Start ITEMS

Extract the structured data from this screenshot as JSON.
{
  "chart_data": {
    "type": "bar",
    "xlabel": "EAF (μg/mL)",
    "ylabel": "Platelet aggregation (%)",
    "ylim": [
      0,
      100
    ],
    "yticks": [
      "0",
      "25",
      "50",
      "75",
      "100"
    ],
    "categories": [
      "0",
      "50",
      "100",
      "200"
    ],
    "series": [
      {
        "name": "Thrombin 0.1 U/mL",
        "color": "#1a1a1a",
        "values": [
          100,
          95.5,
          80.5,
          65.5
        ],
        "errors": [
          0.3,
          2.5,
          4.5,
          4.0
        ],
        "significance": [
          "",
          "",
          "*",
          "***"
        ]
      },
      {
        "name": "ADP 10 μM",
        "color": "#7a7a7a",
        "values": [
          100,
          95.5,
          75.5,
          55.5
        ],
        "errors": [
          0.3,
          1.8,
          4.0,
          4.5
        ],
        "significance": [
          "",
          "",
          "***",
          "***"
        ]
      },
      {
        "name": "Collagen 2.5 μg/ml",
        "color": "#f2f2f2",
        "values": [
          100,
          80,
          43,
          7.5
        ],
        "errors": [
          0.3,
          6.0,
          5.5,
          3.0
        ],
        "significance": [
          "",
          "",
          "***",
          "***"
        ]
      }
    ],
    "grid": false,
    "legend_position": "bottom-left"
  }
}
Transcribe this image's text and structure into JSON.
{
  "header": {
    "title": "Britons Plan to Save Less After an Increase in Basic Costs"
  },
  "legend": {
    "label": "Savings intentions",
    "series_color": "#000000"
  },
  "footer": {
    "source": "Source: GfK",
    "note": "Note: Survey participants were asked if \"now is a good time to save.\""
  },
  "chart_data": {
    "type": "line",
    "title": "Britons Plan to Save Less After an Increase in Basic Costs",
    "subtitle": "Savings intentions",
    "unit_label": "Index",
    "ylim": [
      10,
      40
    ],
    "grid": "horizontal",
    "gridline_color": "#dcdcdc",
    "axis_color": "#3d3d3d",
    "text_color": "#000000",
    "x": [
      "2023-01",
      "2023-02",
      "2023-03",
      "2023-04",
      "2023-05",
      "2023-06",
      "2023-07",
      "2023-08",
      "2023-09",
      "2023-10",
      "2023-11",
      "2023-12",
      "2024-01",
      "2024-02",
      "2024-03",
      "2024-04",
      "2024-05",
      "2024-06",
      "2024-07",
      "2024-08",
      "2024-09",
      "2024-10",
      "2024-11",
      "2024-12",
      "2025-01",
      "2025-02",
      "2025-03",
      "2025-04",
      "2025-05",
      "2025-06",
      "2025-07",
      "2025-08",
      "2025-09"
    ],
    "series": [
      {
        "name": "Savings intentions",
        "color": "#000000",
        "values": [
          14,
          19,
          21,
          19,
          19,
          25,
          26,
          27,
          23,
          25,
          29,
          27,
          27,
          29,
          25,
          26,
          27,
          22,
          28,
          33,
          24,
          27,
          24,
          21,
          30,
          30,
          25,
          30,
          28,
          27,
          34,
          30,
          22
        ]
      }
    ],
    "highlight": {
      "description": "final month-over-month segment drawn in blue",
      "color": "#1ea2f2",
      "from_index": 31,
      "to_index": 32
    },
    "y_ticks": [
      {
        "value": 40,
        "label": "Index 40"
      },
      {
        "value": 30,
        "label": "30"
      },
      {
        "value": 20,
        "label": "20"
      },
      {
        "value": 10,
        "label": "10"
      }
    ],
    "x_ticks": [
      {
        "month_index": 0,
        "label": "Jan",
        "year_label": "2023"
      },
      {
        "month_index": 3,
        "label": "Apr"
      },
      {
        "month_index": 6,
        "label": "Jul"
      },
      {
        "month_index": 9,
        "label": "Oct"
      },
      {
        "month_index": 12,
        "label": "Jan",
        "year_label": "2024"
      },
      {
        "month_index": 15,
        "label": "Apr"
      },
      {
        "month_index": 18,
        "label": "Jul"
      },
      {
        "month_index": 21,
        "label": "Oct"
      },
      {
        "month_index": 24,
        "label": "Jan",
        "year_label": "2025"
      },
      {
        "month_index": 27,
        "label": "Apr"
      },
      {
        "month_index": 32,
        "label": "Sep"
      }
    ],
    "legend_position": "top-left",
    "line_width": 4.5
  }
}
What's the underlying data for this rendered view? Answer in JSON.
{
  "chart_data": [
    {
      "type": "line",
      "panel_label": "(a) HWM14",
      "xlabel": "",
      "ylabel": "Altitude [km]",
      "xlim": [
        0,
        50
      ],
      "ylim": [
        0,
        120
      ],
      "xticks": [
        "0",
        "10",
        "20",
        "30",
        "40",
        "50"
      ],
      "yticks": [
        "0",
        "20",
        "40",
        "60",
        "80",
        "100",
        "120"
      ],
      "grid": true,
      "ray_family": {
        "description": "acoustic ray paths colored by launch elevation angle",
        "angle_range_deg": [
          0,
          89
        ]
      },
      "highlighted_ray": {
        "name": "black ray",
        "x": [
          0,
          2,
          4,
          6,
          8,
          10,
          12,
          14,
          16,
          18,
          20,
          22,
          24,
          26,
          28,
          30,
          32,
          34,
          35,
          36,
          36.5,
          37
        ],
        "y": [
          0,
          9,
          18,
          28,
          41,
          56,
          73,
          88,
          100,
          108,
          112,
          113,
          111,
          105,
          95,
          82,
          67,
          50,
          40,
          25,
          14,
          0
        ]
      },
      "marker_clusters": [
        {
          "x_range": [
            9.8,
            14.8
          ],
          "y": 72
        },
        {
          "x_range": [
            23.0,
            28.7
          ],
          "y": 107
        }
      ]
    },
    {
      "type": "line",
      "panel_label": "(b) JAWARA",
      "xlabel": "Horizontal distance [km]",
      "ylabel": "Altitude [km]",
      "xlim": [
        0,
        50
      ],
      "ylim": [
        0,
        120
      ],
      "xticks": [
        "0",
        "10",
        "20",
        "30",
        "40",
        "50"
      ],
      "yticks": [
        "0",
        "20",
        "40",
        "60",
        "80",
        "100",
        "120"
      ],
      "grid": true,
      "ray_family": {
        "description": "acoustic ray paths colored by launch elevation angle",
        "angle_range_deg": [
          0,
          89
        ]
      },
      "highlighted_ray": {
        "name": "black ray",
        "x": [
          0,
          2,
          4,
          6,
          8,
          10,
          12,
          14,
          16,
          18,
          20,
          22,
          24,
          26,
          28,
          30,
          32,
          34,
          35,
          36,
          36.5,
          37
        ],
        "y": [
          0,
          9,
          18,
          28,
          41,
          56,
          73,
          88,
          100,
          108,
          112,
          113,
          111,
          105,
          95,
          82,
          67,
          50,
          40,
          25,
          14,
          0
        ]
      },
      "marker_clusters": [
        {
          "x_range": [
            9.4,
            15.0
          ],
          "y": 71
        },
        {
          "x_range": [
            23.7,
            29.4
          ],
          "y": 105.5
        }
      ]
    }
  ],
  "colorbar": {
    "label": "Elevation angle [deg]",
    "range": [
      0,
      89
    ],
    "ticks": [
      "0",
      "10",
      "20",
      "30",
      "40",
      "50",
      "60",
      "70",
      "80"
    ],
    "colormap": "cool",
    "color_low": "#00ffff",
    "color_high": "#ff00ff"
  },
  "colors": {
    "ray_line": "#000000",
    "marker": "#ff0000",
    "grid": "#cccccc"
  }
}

End ITEMS

[WHAT YOU SHOULD DO]:
Provide only the number of lines in the records containing the string "After".

[WRITTEN ANSWER]:
2